[Stored entries]
____________________

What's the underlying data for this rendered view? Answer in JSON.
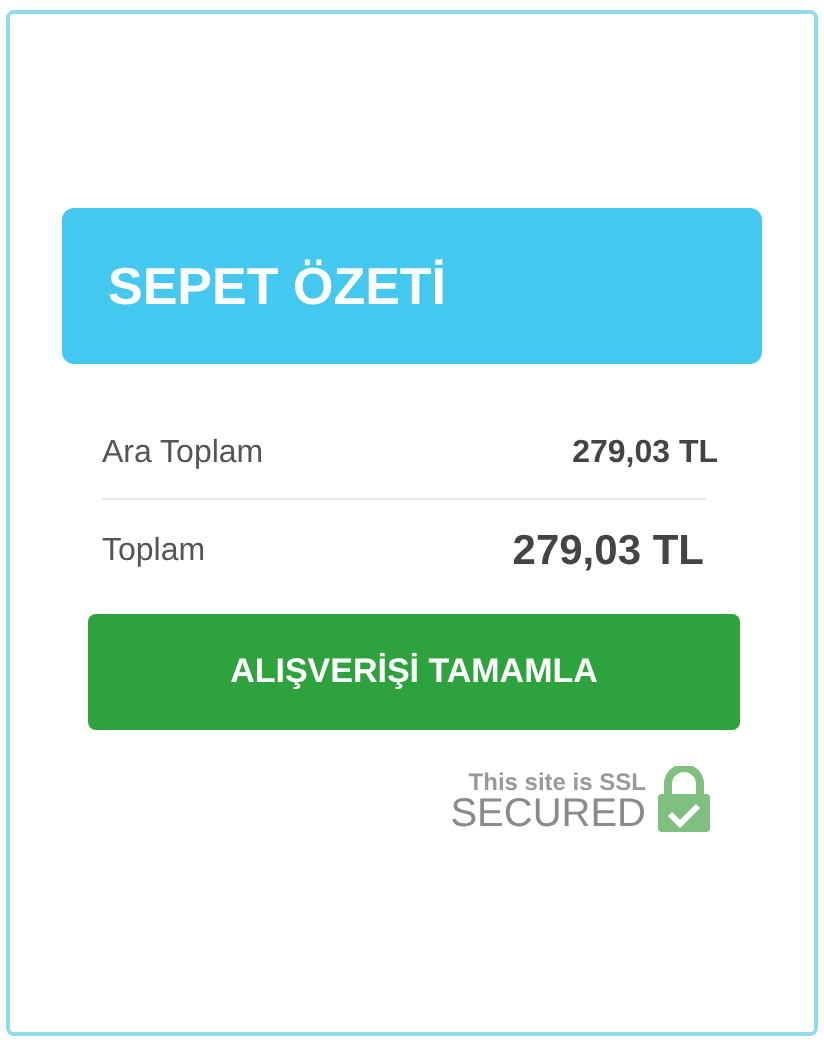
{
  "header": {
    "title": "SEPET ÖZETİ"
  },
  "rows": [
    {
      "kind": "subtotal",
      "label": "Ara Toplam",
      "value": "279,03 TL"
    },
    {
      "kind": "total",
      "label": "Toplam",
      "value": "279,03 TL"
    }
  ],
  "checkout_button": {
    "label": "ALIŞVERİŞİ TAMAMLA"
  },
  "ssl_badge": {
    "line_1": "This site is SSL",
    "line_2": "SECURED"
  }
}
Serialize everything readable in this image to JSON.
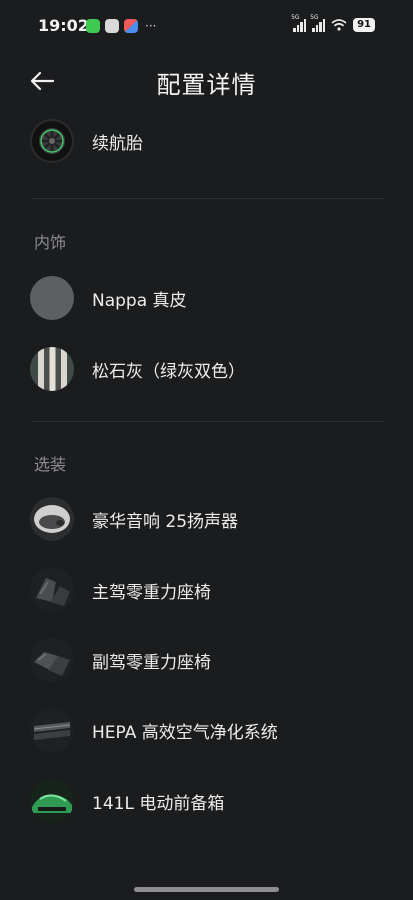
{
  "status_bar": {
    "time": "19:02",
    "signal_1_label": "5G",
    "signal_2_label": "5G",
    "battery": "91"
  },
  "header": {
    "title": "配置详情"
  },
  "top_item": {
    "label": "续航胎",
    "icon": "tire-thumbnail"
  },
  "interior": {
    "title": "内饰",
    "items": [
      {
        "label": "Nappa 真皮",
        "icon": "leather-swatch"
      },
      {
        "label": "松石灰（绿灰双色）",
        "icon": "color-stripes-swatch"
      }
    ]
  },
  "options": {
    "title": "选装",
    "items": [
      {
        "label": "豪华音响 25扬声器",
        "icon": "speaker-thumbnail"
      },
      {
        "label": "主驾零重力座椅",
        "icon": "driver-seat-thumbnail"
      },
      {
        "label": "副驾零重力座椅",
        "icon": "passenger-seat-thumbnail"
      },
      {
        "label": "HEPA 高效空气净化系统",
        "icon": "air-filter-thumbnail"
      },
      {
        "label": "141L 电动前备箱",
        "icon": "frunk-thumbnail"
      }
    ]
  },
  "colors": {
    "background": "#1b1c1e",
    "accent_green": "#3fc46a",
    "section_title": "#8c8d90"
  }
}
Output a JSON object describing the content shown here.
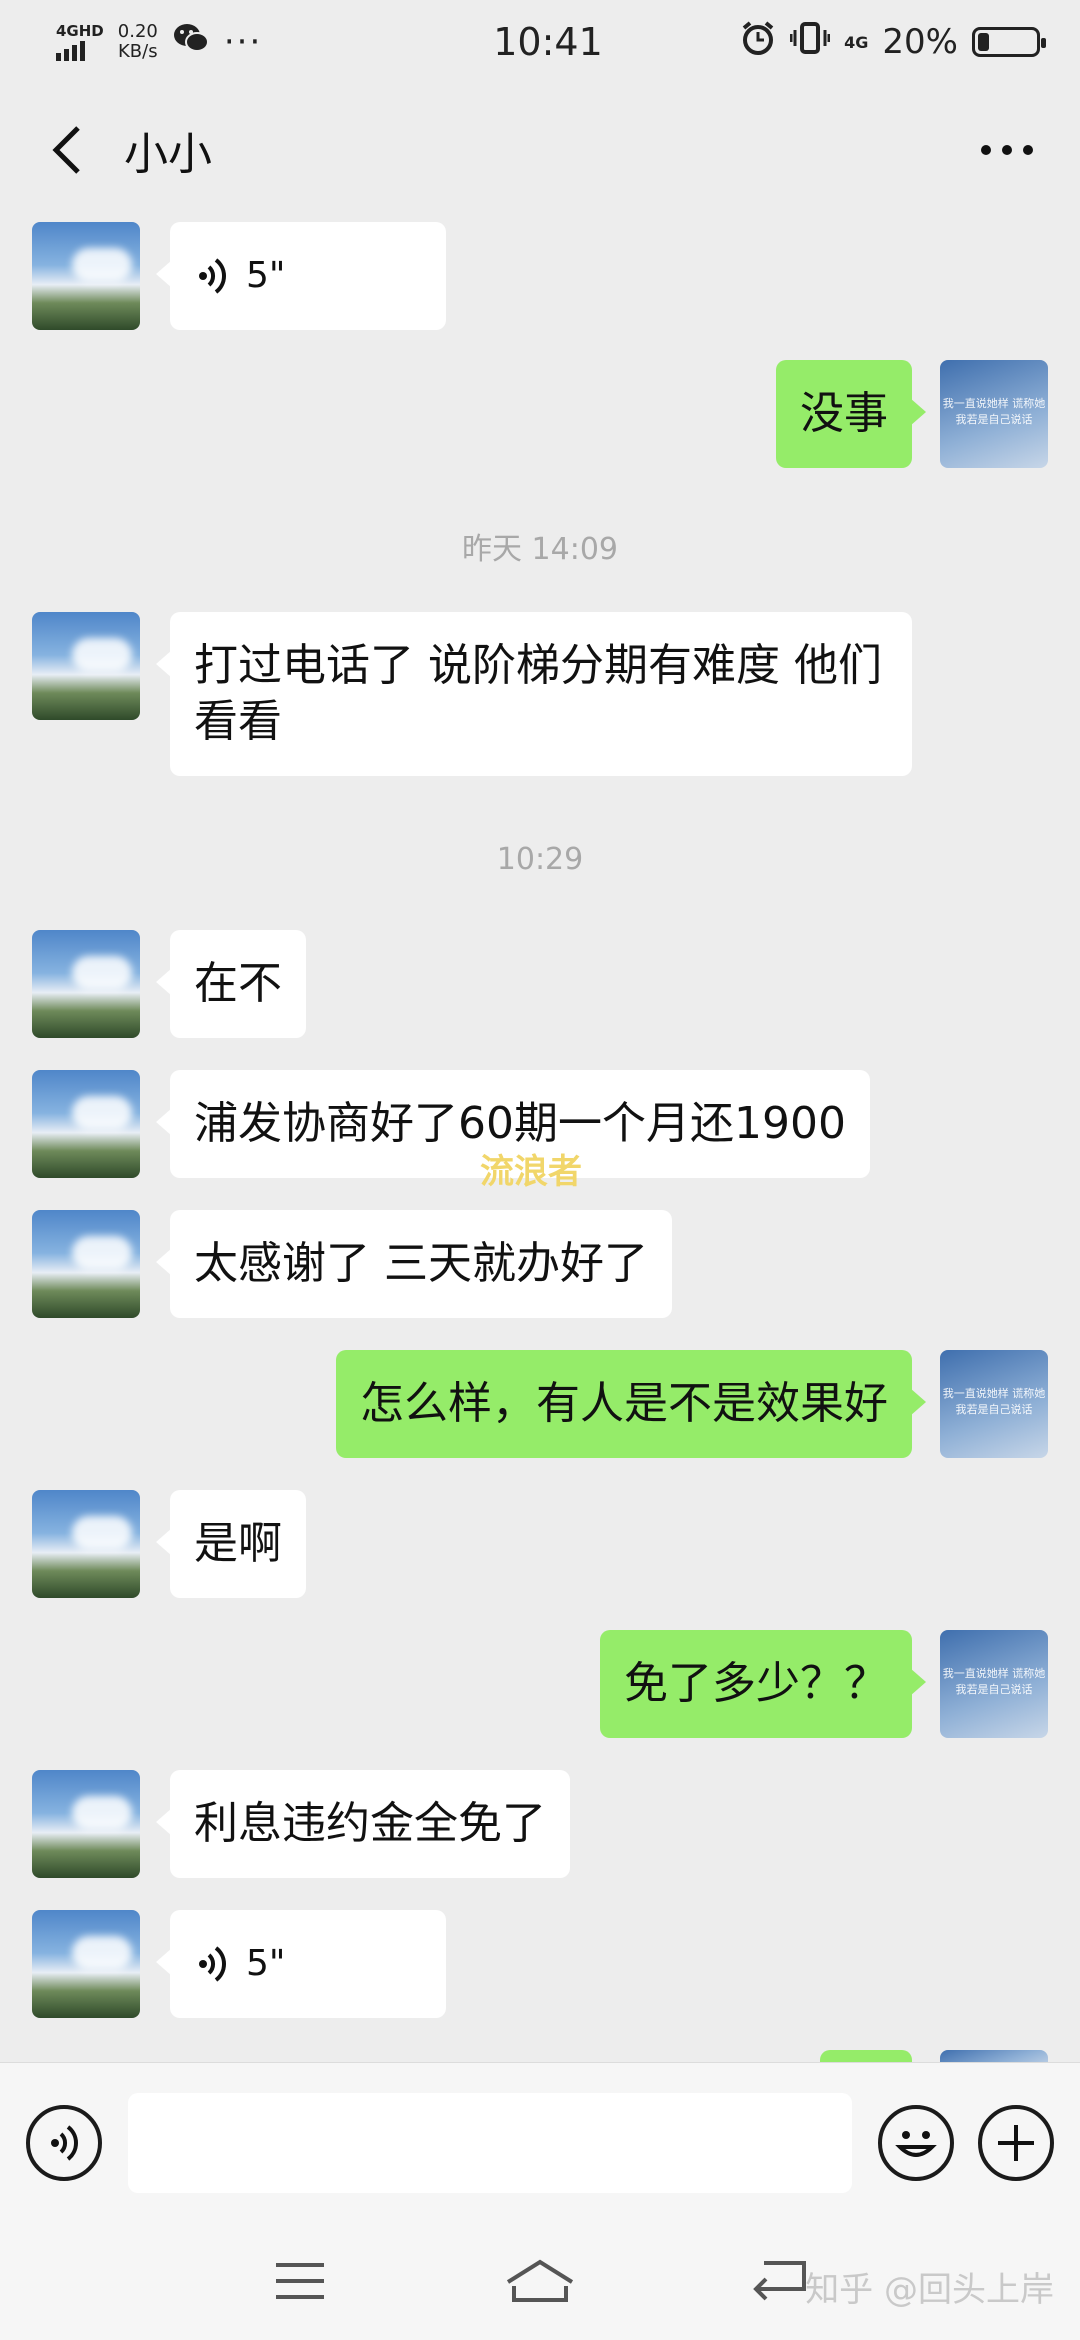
{
  "status_bar": {
    "network": "4GHD",
    "speed_value": "0.20",
    "speed_unit": "KB/s",
    "time": "10:41",
    "signal_type": "4G",
    "battery_percent": "20%",
    "battery_level": 0.2
  },
  "header": {
    "title": "小小"
  },
  "avatar_text": "我一直说她样 谎称她我若是自己说话",
  "messages": {
    "m1": {
      "duration": "5\""
    },
    "m2": {
      "text": "没事"
    },
    "ts1": {
      "text": "昨天 14:09"
    },
    "m3": {
      "text": "打过电话了 说阶梯分期有难度 他们看看"
    },
    "ts2": {
      "text": "10:29"
    },
    "m4": {
      "text": "在不"
    },
    "m5": {
      "text": "浦发协商好了60期一个月还1900"
    },
    "m6": {
      "text": "太感谢了 三天就办好了"
    },
    "m7": {
      "text": "怎么样，有人是不是效果好"
    },
    "m8": {
      "text": "是啊"
    },
    "m9": {
      "text": "免了多少？？"
    },
    "m10": {
      "text": "利息违约金全免了"
    },
    "m11": {
      "duration": "5\""
    }
  },
  "chat_watermark": "流浪者",
  "watermark": "知乎 @回头上岸"
}
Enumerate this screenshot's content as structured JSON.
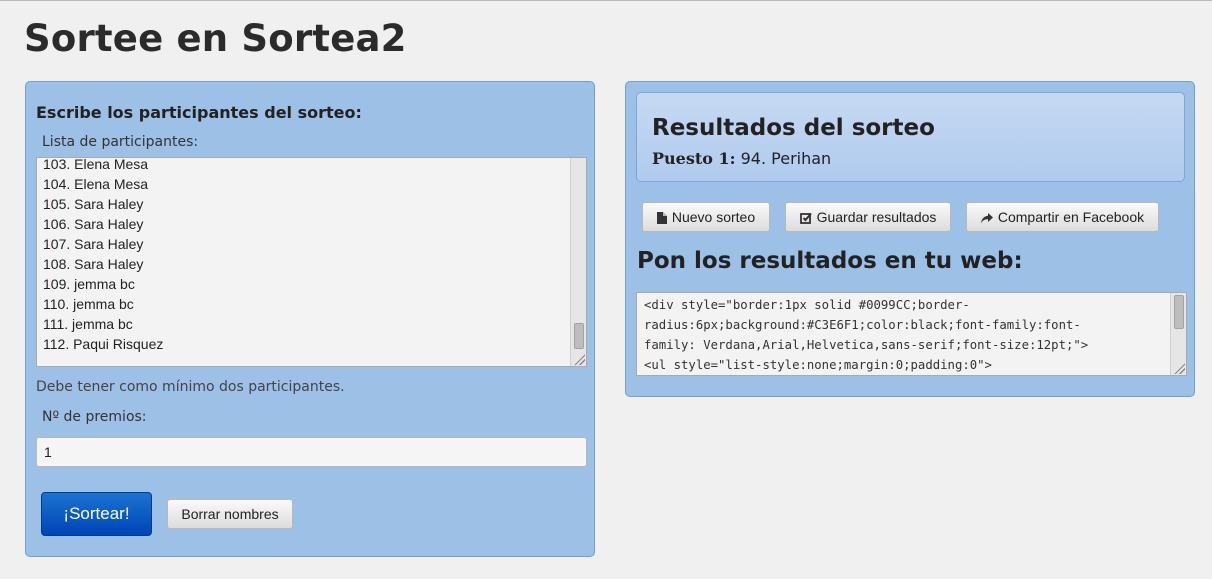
{
  "page": {
    "title": "Sortee en Sortea2"
  },
  "left_panel": {
    "heading": "Escribe los participantes del sorteo:",
    "list_label": "Lista de participantes:",
    "participants": [
      "103. Elena Mesa",
      "104. Elena Mesa",
      "105. Sara Haley",
      "106. Sara Haley",
      "107. Sara Haley",
      "108. Sara Haley",
      "109. jemma bc",
      "110. jemma bc",
      "111. jemma bc",
      "112. Paqui Risquez"
    ],
    "warning": "Debe tener como mínimo dos participantes.",
    "prizes_label": "Nº de premios:",
    "prizes_value": "1",
    "draw_button": "¡Sortear!",
    "clear_button": "Borrar nombres"
  },
  "right_panel": {
    "results_title": "Resultados del sorteo",
    "result_label": "Puesto 1:",
    "result_value": "94. Perihan",
    "buttons": {
      "new_draw": "Nuevo sorteo",
      "save_results": "Guardar resultados",
      "share_facebook": "Compartir en Facebook"
    },
    "embed_heading": "Pon los resultados en tu web:",
    "embed_code_lines": [
      "<div style=\"border:1px solid #0099CC;border-",
      "radius:6px;background:#C3E6F1;color:black;font-family:font-",
      "family: Verdana,Arial,Helvetica,sans-serif;font-size:12pt;\">",
      "<ul style=\"list-style:none;margin:0;padding:0\">"
    ]
  },
  "icons": {
    "new_draw": "document-icon",
    "save_results": "edit-check-icon",
    "share_facebook": "share-arrow-icon"
  },
  "colors": {
    "panel_background": "#9dc0e6",
    "primary_button": "#0050c0"
  }
}
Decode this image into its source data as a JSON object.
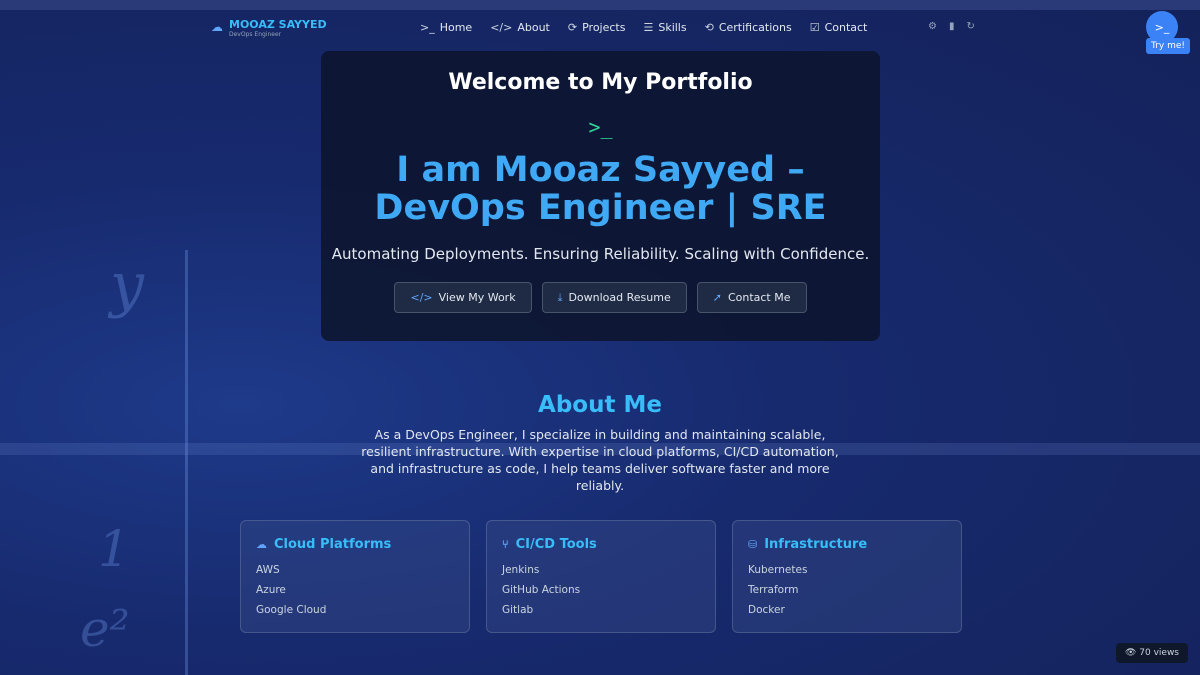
{
  "brand": {
    "name": "MOOAZ SAYYED",
    "subtitle": "DevOps Engineer",
    "icon": "cloud-icon"
  },
  "nav": [
    {
      "label": "Home",
      "icon": ">_"
    },
    {
      "label": "About",
      "icon": "</>"
    },
    {
      "label": "Projects",
      "icon": "⟳"
    },
    {
      "label": "Skills",
      "icon": "☰"
    },
    {
      "label": "Certifications",
      "icon": "⟲"
    },
    {
      "label": "Contact",
      "icon": "☑"
    }
  ],
  "utility_icons": [
    "⚙",
    "▮",
    "↻"
  ],
  "try": {
    "icon": ">_",
    "label": "Try me!"
  },
  "hero": {
    "welcome": "Welcome to My Portfolio",
    "prompt": ">_",
    "title_line1": "I am Mooaz Sayyed –",
    "title_line2": "DevOps Engineer | SRE",
    "tagline": "Automating Deployments. Ensuring Reliability. Scaling with Confidence.",
    "buttons": [
      {
        "label": "View My Work",
        "icon": "</>"
      },
      {
        "label": "Download Resume",
        "icon": "⤓"
      },
      {
        "label": "Contact Me",
        "icon": "➚"
      }
    ]
  },
  "about": {
    "title": "About Me",
    "text": "As a DevOps Engineer, I specialize in building and maintaining scalable, resilient infrastructure. With expertise in cloud platforms, CI/CD automation, and infrastructure as code, I help teams deliver software faster and more reliably."
  },
  "cards": [
    {
      "title": "Cloud Platforms",
      "icon": "☁",
      "items": [
        "AWS",
        "Azure",
        "Google Cloud"
      ]
    },
    {
      "title": "CI/CD Tools",
      "icon": "⑂",
      "items": [
        "Jenkins",
        "GitHub Actions",
        "Gitlab"
      ]
    },
    {
      "title": "Infrastructure",
      "icon": "⛁",
      "items": [
        "Kubernetes",
        "Terraform",
        "Docker"
      ]
    }
  ],
  "views": {
    "icon": "👁",
    "label": "70 views"
  }
}
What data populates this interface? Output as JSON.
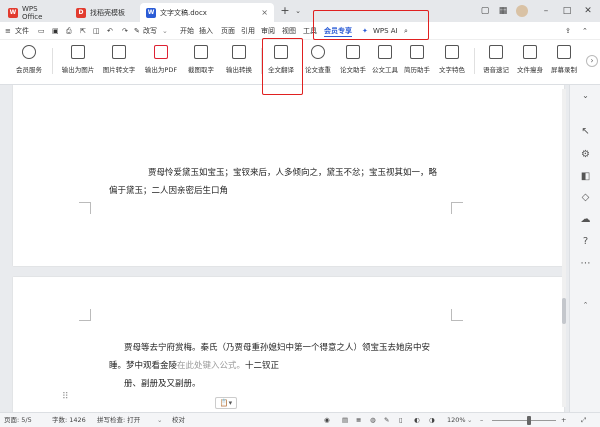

____________________

• _Set exercise_
Using the records above, copy every line that has the word "object" in it.

• _The completed task_
Output a JSON object describing the content shown here.
Decode this image into its source data as a JSON object.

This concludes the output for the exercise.